Task to complete.
For the material that follows, list every line containing the word "varning".

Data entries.
■ ■ ■ ■ ■
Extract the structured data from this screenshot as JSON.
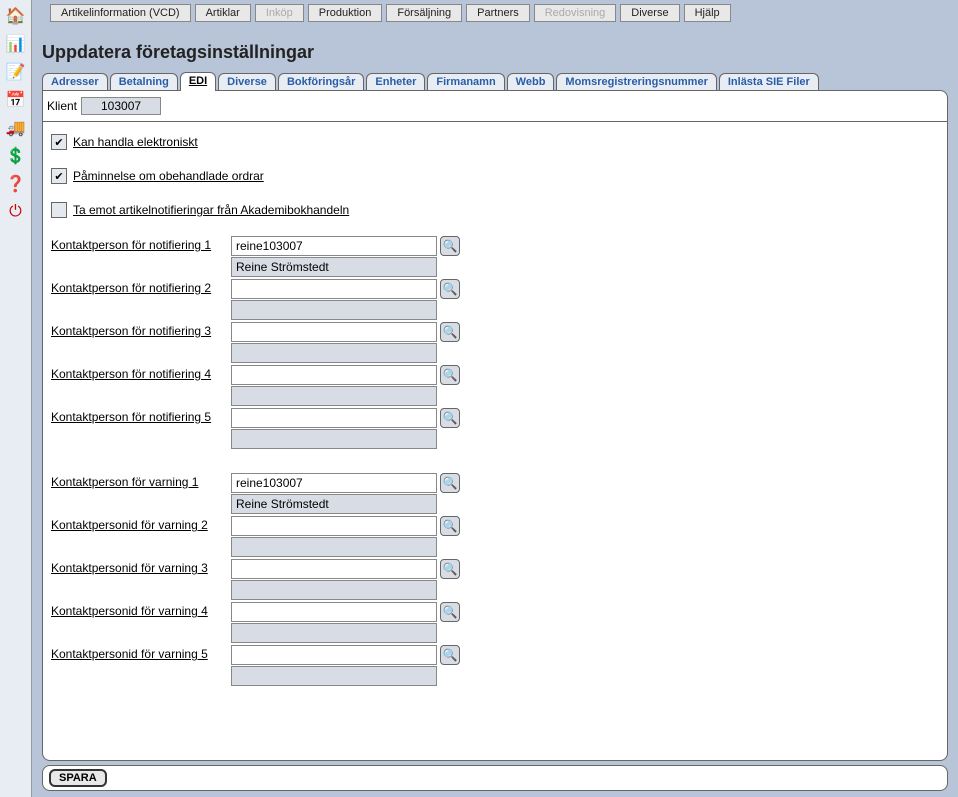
{
  "sidebar": {
    "icons": [
      "🏠",
      "📊",
      "📝",
      "📅",
      "🚚",
      "💲",
      "❓",
      "⏻"
    ]
  },
  "topmenu": {
    "items": [
      {
        "label": "Artikelinformation (VCD)",
        "disabled": false
      },
      {
        "label": "Artiklar",
        "disabled": false
      },
      {
        "label": "Inköp",
        "disabled": true
      },
      {
        "label": "Produktion",
        "disabled": false
      },
      {
        "label": "Försäljning",
        "disabled": false
      },
      {
        "label": "Partners",
        "disabled": false
      },
      {
        "label": "Redovisning",
        "disabled": true
      },
      {
        "label": "Diverse",
        "disabled": false
      },
      {
        "label": "Hjälp",
        "disabled": false
      }
    ]
  },
  "page_title": "Uppdatera företagsinställningar",
  "tabs": {
    "items": [
      "Adresser",
      "Betalning",
      "EDI",
      "Diverse",
      "Bokföringsår",
      "Enheter",
      "Firmanamn",
      "Webb",
      "Momsregistreringsnummer",
      "Inlästa SIE Filer"
    ],
    "active": "EDI"
  },
  "klient": {
    "label": "Klient",
    "value": "103007"
  },
  "checkboxes": {
    "cb1": {
      "checked": true,
      "label": "Kan handla elektroniskt"
    },
    "cb2": {
      "checked": true,
      "label": "Påminnelse om obehandlade ordrar"
    },
    "cb3": {
      "checked": false,
      "label": "Ta emot artikelnotifieringar från Akademibokhandeln"
    }
  },
  "notif": {
    "rows": [
      {
        "label": "Kontaktperson för notifiering 1",
        "value": "reine103007",
        "display": "Reine Strömstedt"
      },
      {
        "label": "Kontaktperson för notifiering 2",
        "value": "",
        "display": ""
      },
      {
        "label": "Kontaktperson för notifiering 3",
        "value": "",
        "display": ""
      },
      {
        "label": "Kontaktperson för notifiering 4",
        "value": "",
        "display": ""
      },
      {
        "label": "Kontaktperson för notifiering 5",
        "value": "",
        "display": ""
      }
    ]
  },
  "warn": {
    "rows": [
      {
        "label": "Kontaktperson för varning 1",
        "value": "reine103007",
        "display": "Reine Strömstedt"
      },
      {
        "label": "Kontaktpersonid för varning 2",
        "value": "",
        "display": ""
      },
      {
        "label": "Kontaktpersonid för varning 3",
        "value": "",
        "display": ""
      },
      {
        "label": "Kontaktpersonid för varning 4",
        "value": "",
        "display": ""
      },
      {
        "label": "Kontaktpersonid för varning 5",
        "value": "",
        "display": ""
      }
    ]
  },
  "save_label": "SPARA",
  "glyphs": {
    "check": "✔",
    "search": "🔍"
  }
}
■ ■ ■ ■ ■
Exercise response.
        "label": "Kontaktperson för varning 1",
        "label": "Kontaktpersonid för varning 2",
        "label": "Kontaktpersonid för varning 3",
        "label": "Kontaktpersonid för varning 4",
        "label": "Kontaktpersonid för varning 5",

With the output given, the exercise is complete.